In this example we run DataParallel inference using four NeuronCores and
``dim = 2``. Because ``dim != 0``, dynamic batching is not enabled.
Consequently, the DataParallel inference-time batch size must be four times the
compile-time batch size. DataParallel will generate a warning that dynamic
batching is disabled because ``dim != 0``.

.. code-block:: python

    import torch
    import torch_neuron

    # Create an example model
    class Model(torch.nn.Module):
        def __init__(self):
            super().__init__()
            self.conv = torch.nn.Conv2d(3, 3, 3)

        def forward(self, x):
            return self.conv(x) + 1

    model = Model()
    model.eval()

    # Compile with an example input
    image = torch.rand([1, 3, 8, 8])

[Collected data entries]
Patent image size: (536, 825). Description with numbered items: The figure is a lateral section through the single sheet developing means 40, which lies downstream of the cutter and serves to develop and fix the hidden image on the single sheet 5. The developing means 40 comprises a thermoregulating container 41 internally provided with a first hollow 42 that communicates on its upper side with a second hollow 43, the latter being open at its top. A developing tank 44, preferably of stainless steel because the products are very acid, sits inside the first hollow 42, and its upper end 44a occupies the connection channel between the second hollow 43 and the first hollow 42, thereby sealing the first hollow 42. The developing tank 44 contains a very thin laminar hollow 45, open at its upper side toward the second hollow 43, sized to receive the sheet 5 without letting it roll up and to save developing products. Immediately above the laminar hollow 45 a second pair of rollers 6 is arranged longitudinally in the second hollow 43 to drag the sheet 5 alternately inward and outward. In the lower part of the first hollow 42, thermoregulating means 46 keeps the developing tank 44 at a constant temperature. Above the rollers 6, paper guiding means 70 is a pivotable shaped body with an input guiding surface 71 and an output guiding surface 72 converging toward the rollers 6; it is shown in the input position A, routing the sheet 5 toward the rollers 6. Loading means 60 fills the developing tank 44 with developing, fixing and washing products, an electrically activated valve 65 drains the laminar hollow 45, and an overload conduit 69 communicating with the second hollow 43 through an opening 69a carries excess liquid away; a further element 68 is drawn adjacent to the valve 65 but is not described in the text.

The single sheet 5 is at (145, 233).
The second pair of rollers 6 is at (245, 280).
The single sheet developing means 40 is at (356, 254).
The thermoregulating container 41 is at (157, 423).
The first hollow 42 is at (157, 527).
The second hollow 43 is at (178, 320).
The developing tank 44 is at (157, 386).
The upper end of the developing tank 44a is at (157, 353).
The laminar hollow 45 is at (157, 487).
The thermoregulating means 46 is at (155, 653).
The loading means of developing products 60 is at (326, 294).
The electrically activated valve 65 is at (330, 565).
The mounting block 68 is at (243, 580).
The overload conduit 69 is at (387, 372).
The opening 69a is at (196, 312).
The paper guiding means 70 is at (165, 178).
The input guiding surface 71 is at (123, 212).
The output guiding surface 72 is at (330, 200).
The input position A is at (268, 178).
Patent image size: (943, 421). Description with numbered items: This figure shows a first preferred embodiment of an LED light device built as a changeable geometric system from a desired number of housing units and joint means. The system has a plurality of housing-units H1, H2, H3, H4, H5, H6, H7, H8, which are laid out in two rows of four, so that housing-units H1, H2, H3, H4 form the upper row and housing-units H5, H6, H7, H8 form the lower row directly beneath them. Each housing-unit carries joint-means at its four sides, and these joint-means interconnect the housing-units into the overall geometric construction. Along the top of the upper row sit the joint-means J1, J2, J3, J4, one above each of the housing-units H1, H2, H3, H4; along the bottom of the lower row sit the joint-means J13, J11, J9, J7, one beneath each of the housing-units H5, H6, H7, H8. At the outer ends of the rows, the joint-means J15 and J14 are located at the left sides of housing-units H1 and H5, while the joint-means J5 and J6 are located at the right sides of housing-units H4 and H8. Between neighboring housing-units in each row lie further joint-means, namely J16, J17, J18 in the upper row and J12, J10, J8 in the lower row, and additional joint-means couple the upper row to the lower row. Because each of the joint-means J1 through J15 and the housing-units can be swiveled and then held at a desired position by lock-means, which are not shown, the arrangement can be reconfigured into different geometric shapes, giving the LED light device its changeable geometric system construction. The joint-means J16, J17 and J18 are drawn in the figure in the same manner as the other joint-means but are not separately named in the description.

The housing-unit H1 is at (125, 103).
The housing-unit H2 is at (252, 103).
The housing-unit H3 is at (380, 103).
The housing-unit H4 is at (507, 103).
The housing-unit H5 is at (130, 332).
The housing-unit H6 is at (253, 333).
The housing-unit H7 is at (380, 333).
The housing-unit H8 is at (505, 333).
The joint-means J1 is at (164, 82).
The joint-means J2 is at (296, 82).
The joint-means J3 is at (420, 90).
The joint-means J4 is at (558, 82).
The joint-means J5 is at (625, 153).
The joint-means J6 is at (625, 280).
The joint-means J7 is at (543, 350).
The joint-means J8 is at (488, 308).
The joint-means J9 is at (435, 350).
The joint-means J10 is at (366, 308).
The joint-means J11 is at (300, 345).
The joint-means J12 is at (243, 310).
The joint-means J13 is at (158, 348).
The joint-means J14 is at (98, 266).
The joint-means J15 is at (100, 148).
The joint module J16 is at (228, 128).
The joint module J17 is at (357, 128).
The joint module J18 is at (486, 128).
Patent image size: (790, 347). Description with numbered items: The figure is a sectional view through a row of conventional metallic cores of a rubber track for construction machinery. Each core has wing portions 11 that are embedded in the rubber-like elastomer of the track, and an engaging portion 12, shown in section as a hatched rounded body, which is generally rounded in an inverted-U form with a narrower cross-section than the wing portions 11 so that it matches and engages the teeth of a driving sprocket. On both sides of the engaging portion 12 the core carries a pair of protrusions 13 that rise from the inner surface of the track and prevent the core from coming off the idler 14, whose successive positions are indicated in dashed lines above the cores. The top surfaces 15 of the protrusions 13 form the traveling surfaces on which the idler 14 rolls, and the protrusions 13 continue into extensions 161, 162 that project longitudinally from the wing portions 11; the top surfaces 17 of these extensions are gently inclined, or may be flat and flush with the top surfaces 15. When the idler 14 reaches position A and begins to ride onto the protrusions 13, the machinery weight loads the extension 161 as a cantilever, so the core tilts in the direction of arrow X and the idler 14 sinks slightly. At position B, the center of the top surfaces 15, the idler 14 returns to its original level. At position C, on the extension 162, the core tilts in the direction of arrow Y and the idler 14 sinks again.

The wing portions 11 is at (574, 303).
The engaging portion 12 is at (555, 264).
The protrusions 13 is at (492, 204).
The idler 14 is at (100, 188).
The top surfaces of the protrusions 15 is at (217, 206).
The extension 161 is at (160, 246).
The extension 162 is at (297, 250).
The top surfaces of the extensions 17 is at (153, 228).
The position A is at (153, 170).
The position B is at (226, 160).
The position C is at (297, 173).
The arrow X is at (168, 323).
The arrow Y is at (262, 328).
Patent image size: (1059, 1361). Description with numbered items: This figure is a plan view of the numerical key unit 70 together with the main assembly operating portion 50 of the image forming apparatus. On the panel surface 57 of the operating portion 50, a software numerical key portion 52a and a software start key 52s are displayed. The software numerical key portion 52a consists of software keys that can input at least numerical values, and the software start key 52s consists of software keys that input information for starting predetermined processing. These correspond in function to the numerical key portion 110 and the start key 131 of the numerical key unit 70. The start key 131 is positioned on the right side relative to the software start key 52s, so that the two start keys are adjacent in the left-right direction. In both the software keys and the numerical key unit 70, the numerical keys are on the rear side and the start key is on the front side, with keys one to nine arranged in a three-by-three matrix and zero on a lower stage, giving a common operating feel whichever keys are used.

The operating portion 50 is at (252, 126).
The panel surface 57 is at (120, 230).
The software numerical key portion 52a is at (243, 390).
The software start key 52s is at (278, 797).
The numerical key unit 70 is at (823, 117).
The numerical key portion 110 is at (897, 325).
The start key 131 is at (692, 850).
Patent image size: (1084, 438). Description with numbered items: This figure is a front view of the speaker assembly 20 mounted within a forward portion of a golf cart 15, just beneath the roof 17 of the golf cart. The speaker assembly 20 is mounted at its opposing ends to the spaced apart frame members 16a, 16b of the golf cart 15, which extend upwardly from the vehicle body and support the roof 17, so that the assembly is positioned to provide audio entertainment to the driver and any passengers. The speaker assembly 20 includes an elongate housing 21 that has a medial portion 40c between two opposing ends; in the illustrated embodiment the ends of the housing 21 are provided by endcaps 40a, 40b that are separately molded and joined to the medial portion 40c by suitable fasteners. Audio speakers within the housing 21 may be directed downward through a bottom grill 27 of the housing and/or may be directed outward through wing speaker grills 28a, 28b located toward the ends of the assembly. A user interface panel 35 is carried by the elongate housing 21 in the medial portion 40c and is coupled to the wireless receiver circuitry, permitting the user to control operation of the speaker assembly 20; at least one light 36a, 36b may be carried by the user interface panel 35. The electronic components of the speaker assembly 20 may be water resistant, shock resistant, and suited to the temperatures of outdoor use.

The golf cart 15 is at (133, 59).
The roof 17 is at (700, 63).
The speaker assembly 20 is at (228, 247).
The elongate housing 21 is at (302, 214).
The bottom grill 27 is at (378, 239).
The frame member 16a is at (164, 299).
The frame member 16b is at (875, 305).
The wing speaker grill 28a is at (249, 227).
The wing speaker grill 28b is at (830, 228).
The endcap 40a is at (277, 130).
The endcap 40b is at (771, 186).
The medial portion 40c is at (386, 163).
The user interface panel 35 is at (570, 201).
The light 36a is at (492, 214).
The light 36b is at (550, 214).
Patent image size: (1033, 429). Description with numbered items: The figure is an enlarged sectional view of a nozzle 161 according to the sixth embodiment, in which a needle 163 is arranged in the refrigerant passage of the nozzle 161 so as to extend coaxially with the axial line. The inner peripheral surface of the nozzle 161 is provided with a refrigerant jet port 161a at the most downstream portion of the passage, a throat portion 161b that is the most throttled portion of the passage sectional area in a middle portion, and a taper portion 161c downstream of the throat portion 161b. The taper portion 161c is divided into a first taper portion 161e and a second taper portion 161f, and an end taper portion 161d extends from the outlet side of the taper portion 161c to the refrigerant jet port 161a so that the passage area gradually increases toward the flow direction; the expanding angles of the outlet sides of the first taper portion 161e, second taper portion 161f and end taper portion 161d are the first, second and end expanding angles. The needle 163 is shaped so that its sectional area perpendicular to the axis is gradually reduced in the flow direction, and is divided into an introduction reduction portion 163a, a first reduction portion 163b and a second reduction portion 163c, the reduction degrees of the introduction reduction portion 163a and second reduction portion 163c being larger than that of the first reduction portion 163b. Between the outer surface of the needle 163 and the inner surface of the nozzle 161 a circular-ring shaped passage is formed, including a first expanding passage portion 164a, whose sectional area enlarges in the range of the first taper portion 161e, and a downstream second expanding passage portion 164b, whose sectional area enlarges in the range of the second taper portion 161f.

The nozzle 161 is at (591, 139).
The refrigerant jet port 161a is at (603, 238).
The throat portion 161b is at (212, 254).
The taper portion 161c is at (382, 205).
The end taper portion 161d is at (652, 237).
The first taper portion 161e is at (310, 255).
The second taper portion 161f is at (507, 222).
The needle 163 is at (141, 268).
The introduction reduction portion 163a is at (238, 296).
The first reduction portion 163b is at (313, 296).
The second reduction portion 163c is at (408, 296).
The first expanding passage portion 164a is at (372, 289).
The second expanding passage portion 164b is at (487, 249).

Exercise requirements
1 – Using the passage on DataParallel inference, mark each statement yes or no, and quote the words from the passage that decide it. (a) The example runs inference on four NeuronCores. (b) Dynamic batching is turned on in this example. (c) The inference-time batch size has to match the compile-time batch size.
2 – Continue the passage on DataParallel inference, starting right after its last line.
The lines have nothing to do with the work that comes next.

Results of the tasks
1 –
(a) Yes: "using four NeuronCores"
(b) No: "dynamic batching is not enabled"
(c) No: "must be four times the compile-time batch size"

2 –
    model_neuron = torch.neuron.trace(model, image)

    # Create the DataParallel module using 4 NeuronCores and dim = 2
    model_parallel = torch.neuron.DataParallel(model_neuron, device_ids=[0, 1, 2, 3], dim=2)

    # Create a batched input
    # Note that image_batched.shape[dim] / len(device_ids) == image.shape[dim]
    batch_size = 4 * 8
    image_batched = torch.rand([1, 3, batch_size, 8])

    # Run inference with a batched input
    output = model_parallel(image_batched)